◆ **Your goal**
Copy all the material below, exactly as it stands.
-=-=-
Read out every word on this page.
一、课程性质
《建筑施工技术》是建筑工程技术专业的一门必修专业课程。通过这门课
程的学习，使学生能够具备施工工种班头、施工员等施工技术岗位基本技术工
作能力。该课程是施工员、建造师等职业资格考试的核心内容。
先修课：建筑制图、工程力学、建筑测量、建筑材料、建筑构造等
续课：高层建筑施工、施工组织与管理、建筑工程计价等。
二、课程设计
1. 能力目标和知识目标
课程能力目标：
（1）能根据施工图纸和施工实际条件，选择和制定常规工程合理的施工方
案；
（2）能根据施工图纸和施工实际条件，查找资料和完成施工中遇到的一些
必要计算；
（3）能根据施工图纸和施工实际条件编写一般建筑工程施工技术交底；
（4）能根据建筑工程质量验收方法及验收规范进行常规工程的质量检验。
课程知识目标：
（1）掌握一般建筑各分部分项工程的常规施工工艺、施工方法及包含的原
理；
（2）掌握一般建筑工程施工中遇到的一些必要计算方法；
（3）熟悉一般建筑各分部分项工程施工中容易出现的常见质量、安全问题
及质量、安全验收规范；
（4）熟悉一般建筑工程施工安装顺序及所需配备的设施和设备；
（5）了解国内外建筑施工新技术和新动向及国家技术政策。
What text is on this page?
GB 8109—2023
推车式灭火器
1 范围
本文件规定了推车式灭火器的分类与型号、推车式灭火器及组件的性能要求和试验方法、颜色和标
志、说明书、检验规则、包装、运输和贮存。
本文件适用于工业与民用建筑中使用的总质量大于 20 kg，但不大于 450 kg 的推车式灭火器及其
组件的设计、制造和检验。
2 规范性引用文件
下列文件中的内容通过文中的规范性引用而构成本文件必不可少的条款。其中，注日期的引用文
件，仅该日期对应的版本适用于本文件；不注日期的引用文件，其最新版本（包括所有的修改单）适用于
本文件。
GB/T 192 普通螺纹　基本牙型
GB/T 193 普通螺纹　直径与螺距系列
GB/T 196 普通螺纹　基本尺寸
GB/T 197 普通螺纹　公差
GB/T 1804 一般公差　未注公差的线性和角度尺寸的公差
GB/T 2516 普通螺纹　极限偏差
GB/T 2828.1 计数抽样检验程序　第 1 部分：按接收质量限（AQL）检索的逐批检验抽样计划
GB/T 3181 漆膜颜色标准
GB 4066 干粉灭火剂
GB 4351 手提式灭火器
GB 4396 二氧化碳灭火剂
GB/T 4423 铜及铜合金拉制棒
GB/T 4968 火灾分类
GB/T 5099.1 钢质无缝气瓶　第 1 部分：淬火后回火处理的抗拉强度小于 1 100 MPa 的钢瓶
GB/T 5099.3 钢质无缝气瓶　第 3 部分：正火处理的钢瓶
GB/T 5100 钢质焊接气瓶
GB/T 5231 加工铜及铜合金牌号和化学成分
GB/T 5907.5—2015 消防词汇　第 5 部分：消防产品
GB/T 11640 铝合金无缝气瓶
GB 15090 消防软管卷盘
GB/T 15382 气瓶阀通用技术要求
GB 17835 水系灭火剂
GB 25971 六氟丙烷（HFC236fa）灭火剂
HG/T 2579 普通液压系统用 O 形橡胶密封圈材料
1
-=-=-
◆ **Completed exercise**
Read out every word on this page.
一、课程性质
《建筑施工技术》是建筑工程技术专业的一门必修专业课程。通过这门课
程的学习，使学生能够具备施工工种班头、施工员等施工技术岗位基本技术工
作能力。该课程是施工员、建造师等职业资格考试的核心内容。
先修课：建筑制图、工程力学、建筑测量、建筑材料、建筑构造等
续课：高层建筑施工、施工组织与管理、建筑工程计价等。
二、课程设计
1. 能力目标和知识目标
课程能力目标：
（1）能根据施工图纸和施工实际条件，选择和制定常规工程合理的施工方
案；
（2）能根据施工图纸和施工实际条件，查找资料和完成施工中遇到的一些
必要计算；
（3）能根据施工图纸和施工实际条件编写一般建筑工程施工技术交底；
（4）能根据建筑工程质量验收方法及验收规范进行常规工程的质量检验。
课程知识目标：
（1）掌握一般建筑各分部分项工程的常规施工工艺、施工方法及包含的原
理；
（2）掌握一般建筑工程施工中遇到的一些必要计算方法；
（3）熟悉一般建筑各分部分项工程施工中容易出现的常见质量、安全问题
及质量、安全验收规范；
（4）熟悉一般建筑工程施工安装顺序及所需配备的设施和设备；
（5）了解国内外建筑施工新技术和新动向及国家技术政策。
What text is on this page?
GB 8109—2023
推车式灭火器
1 范围
本文件规定了推车式灭火器的分类与型号、推车式灭火器及组件的性能要求和试验方法、颜色和标
志、说明书、检验规则、包装、运输和贮存。
本文件适用于工业与民用建筑中使用的总质量大于 20 kg，但不大于 450 kg 的推车式灭火器及其
组件的设计、制造和检验。
2 规范性引用文件
下列文件中的内容通过文中的规范性引用而构成本文件必不可少的条款。其中，注日期的引用文
件，仅该日期对应的版本适用于本文件；不注日期的引用文件，其最新版本（包括所有的修改单）适用于
本文件。
GB/T 192 普通螺纹　基本牙型
GB/T 193 普通螺纹　直径与螺距系列
GB/T 196 普通螺纹　基本尺寸
GB/T 197 普通螺纹　公差
GB/T 1804 一般公差　未注公差的线性和角度尺寸的公差
GB/T 2516 普通螺纹　极限偏差
GB/T 2828.1 计数抽样检验程序　第 1 部分：按接收质量限（AQL）检索的逐批检验抽样计划
GB/T 3181 漆膜颜色标准
GB 4066 干粉灭火剂
GB 4351 手提式灭火器
GB 4396 二氧化碳灭火剂
GB/T 4423 铜及铜合金拉制棒
GB/T 4968 火灾分类
GB/T 5099.1 钢质无缝气瓶　第 1 部分：淬火后回火处理的抗拉强度小于 1 100 MPa 的钢瓶
GB/T 5099.3 钢质无缝气瓶　第 3 部分：正火处理的钢瓶
GB/T 5100 钢质焊接气瓶
GB/T 5231 加工铜及铜合金牌号和化学成分
GB/T 5907.5—2015 消防词汇　第 5 部分：消防产品
GB/T 11640 铝合金无缝气瓶
GB 15090 消防软管卷盘
GB/T 15382 气瓶阀通用技术要求
GB 17835 水系灭火剂
GB 25971 六氟丙烷（HFC236fa）灭火剂
HG/T 2579 普通液压系统用 O 形橡胶密封圈材料
1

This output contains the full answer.